Raw records:
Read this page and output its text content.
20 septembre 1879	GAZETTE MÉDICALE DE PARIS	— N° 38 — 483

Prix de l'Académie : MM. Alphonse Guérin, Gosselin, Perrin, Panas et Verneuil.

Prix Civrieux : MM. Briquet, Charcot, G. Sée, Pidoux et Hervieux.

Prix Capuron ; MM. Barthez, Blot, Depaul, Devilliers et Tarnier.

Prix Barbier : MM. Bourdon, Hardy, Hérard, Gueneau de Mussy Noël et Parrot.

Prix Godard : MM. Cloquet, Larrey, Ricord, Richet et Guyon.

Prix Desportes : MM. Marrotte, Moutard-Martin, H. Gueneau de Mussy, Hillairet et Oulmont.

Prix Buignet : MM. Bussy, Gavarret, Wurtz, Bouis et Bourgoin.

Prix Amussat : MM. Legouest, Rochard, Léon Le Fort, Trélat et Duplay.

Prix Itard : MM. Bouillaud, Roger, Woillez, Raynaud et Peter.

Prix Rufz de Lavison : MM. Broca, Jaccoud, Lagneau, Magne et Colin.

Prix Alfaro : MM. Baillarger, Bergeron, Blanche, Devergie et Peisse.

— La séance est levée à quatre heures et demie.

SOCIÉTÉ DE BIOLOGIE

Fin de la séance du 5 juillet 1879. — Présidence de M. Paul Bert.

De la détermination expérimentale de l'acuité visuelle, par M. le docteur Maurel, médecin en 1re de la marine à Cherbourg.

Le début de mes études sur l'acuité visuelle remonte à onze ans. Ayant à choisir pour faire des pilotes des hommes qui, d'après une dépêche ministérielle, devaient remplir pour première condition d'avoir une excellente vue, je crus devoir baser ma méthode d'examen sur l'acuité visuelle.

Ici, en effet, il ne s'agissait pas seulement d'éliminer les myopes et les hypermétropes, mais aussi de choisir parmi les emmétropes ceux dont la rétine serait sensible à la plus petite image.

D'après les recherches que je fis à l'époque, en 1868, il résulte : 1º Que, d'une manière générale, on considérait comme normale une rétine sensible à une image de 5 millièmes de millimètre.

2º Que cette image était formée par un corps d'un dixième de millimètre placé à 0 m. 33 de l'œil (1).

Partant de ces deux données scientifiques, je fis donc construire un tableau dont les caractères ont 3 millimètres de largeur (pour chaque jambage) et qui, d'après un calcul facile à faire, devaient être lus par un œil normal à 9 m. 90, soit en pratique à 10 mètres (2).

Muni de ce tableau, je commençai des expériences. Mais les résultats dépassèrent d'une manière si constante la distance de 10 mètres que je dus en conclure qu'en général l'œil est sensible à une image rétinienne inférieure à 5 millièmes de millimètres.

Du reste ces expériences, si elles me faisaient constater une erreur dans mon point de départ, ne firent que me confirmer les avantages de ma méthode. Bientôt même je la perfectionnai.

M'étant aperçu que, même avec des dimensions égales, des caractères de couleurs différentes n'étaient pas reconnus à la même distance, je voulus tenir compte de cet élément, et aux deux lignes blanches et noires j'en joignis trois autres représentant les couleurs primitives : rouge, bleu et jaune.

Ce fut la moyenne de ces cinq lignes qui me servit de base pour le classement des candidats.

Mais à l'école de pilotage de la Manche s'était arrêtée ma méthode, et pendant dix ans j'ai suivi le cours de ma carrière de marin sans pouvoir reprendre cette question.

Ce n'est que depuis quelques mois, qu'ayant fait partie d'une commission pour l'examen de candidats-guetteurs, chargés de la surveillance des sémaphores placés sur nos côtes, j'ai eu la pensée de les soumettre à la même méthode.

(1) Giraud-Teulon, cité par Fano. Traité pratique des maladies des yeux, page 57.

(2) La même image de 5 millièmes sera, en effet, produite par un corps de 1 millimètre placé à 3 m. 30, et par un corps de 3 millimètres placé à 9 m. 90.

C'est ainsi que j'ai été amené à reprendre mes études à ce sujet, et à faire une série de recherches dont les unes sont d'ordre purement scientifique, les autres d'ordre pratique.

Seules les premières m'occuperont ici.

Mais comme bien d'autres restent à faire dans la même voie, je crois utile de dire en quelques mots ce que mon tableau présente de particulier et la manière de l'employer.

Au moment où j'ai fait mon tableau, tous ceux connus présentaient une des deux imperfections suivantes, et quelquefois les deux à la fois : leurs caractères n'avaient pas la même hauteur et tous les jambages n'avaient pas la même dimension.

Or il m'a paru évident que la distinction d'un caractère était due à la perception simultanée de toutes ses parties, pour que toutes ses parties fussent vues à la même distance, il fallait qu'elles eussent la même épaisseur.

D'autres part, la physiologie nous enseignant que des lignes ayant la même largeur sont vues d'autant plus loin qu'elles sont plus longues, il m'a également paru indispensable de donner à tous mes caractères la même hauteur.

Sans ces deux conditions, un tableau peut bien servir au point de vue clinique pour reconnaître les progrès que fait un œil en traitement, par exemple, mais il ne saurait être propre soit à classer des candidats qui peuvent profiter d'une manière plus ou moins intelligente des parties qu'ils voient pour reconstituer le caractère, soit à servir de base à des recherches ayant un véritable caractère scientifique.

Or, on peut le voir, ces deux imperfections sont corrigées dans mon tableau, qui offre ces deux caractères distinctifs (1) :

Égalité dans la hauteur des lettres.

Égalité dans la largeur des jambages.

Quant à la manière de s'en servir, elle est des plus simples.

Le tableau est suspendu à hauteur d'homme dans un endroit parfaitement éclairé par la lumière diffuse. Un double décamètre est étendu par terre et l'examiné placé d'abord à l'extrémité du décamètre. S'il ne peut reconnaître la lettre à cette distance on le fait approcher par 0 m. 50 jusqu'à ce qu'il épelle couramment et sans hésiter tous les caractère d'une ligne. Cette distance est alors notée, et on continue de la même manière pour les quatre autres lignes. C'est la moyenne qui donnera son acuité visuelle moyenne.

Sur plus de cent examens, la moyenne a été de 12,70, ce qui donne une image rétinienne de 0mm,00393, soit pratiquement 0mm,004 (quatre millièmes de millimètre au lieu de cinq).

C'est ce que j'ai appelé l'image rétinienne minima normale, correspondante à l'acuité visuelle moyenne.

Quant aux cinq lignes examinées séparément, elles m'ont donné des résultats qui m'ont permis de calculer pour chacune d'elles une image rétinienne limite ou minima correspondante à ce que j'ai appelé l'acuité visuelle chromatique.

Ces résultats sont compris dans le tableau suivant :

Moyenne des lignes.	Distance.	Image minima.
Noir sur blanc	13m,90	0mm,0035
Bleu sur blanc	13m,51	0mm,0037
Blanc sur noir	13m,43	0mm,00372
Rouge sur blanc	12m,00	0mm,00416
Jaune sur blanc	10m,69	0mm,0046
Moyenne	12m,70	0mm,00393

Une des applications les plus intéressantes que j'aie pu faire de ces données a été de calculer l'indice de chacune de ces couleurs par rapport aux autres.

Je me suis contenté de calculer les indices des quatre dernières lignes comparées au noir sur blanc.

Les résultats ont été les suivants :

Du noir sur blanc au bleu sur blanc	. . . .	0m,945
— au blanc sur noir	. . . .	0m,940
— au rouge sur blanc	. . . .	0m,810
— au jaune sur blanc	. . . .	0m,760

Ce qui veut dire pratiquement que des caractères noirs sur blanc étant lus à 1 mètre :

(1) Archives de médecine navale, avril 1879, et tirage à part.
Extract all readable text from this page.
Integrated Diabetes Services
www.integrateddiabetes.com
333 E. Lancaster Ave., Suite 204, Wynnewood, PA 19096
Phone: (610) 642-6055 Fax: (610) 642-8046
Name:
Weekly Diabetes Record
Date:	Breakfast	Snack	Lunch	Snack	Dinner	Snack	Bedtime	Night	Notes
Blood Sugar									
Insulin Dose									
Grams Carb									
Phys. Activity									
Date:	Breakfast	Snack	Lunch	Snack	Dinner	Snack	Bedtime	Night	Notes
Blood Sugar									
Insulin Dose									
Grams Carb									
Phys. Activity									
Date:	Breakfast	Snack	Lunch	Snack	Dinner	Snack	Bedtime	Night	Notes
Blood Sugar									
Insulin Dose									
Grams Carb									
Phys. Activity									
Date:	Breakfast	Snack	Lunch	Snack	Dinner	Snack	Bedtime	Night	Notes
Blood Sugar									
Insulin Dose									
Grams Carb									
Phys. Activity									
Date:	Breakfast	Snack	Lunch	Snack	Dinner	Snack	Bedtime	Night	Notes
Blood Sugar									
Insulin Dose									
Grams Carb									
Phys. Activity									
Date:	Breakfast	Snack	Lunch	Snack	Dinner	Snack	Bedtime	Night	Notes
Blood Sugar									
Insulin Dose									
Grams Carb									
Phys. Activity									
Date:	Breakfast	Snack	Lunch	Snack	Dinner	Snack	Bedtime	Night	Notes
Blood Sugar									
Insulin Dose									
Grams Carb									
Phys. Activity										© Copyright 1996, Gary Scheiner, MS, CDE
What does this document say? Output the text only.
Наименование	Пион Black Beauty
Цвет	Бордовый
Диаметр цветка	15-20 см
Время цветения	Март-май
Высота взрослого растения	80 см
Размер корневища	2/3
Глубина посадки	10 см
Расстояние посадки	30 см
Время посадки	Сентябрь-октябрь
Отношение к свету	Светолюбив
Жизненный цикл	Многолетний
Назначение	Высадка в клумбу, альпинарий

_Exercise description_. Say how many lines hold the word "faire", giving the number and nothing else.

_Response_. 5